GIVEN REQUEST>
Each entry must appear again exactly as it does in the source.
◆ ◆ ◆ ◆
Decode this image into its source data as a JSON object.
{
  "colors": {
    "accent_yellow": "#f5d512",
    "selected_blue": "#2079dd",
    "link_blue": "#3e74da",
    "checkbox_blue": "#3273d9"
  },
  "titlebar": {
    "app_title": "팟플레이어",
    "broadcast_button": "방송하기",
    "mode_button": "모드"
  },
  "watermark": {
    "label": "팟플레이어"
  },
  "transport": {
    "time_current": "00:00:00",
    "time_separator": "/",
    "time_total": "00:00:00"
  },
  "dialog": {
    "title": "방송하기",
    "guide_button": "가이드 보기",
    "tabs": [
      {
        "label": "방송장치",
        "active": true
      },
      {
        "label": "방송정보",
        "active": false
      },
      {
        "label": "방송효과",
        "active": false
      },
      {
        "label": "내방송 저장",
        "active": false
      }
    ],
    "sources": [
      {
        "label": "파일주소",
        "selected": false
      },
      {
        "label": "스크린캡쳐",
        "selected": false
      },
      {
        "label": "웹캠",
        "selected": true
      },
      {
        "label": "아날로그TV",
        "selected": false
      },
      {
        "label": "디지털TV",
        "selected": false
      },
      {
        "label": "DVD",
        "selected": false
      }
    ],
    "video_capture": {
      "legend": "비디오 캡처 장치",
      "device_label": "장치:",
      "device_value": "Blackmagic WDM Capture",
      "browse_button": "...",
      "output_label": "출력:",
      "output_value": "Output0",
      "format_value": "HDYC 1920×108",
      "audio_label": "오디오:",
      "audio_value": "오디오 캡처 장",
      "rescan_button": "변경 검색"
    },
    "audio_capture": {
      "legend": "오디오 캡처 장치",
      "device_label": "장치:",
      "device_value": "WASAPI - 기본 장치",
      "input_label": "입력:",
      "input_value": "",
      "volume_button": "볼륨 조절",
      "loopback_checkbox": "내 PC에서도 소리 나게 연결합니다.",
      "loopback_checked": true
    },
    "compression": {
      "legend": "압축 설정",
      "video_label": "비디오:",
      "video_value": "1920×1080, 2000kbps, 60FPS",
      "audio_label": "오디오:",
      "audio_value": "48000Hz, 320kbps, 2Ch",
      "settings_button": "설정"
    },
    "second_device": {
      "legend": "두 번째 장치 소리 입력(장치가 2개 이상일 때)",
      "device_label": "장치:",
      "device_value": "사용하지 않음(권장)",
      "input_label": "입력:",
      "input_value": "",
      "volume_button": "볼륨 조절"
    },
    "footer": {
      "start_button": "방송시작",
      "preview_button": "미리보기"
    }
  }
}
◆ ◆ ◆ ◆
FULL RESPONSE>
Decode this image into its source data as a JSON object.
{
  "colors": {
    "accent_yellow": "#f5d512",
    "selected_blue": "#2079dd",
    "link_blue": "#3e74da",
    "checkbox_blue": "#3273d9"
  },
  "titlebar": {
    "app_title": "팟플레이어",
    "broadcast_button": "방송하기",
    "mode_button": "모드"
  },
  "watermark": {
    "label": "팟플레이어"
  },
  "transport": {
    "time_current": "00:00:00",
    "time_separator": "/",
    "time_total": "00:00:00"
  },
  "dialog": {
    "title": "방송하기",
    "guide_button": "가이드 보기",
    "tabs": [
      {
        "label": "방송장치",
        "active": true
      },
      {
        "label": "방송정보",
        "active": false
      },
      {
        "label": "방송효과",
        "active": false
      },
      {
        "label": "내방송 저장",
        "active": false
      }
    ],
    "sources": [
      {
        "label": "파일주소",
        "selected": false
      },
      {
        "label": "스크린캡쳐",
        "selected": false
      },
      {
        "label": "웹캠",
        "selected": true
      },
      {
        "label": "아날로그TV",
        "selected": false
      },
      {
        "label": "디지털TV",
        "selected": false
      },
      {
        "label": "DVD",
        "selected": false
      }
    ],
    "video_capture": {
      "legend": "비디오 캡처 장치",
      "device_label": "장치:",
      "device_value": "Blackmagic WDM Capture",
      "browse_button": "...",
      "output_label": "출력:",
      "output_value": "Output0",
      "format_value": "HDYC 1920×108",
      "audio_label": "오디오:",
      "audio_value": "오디오 캡처 장",
      "rescan_button": "변경 검색"
    },
    "audio_capture": {
      "legend": "오디오 캡처 장치",
      "device_label": "장치:",
      "device_value": "WASAPI - 기본 장치",
      "input_label": "입력:",
      "input_value": "",
      "volume_button": "볼륨 조절",
      "loopback_checkbox": "내 PC에서도 소리 나게 연결합니다.",
      "loopback_checked": true
    },
    "compression": {
      "legend": "압축 설정",
      "video_label": "비디오:",
      "video_value": "1920×1080, 2000kbps, 60FPS",
      "audio_label": "오디오:",
      "audio_value": "48000Hz, 320kbps, 2Ch",
      "settings_button": "설정"
    },
    "second_device": {
      "legend": "두 번째 장치 소리 입력(장치가 2개 이상일 때)",
      "device_label": "장치:",
      "device_value": "사용하지 않음(권장)",
      "input_label": "입력:",
      "input_value": "",
      "volume_button": "볼륨 조절"
    },
    "footer": {
      "start_button": "방송시작",
      "preview_button": "미리보기"
    }
  }
}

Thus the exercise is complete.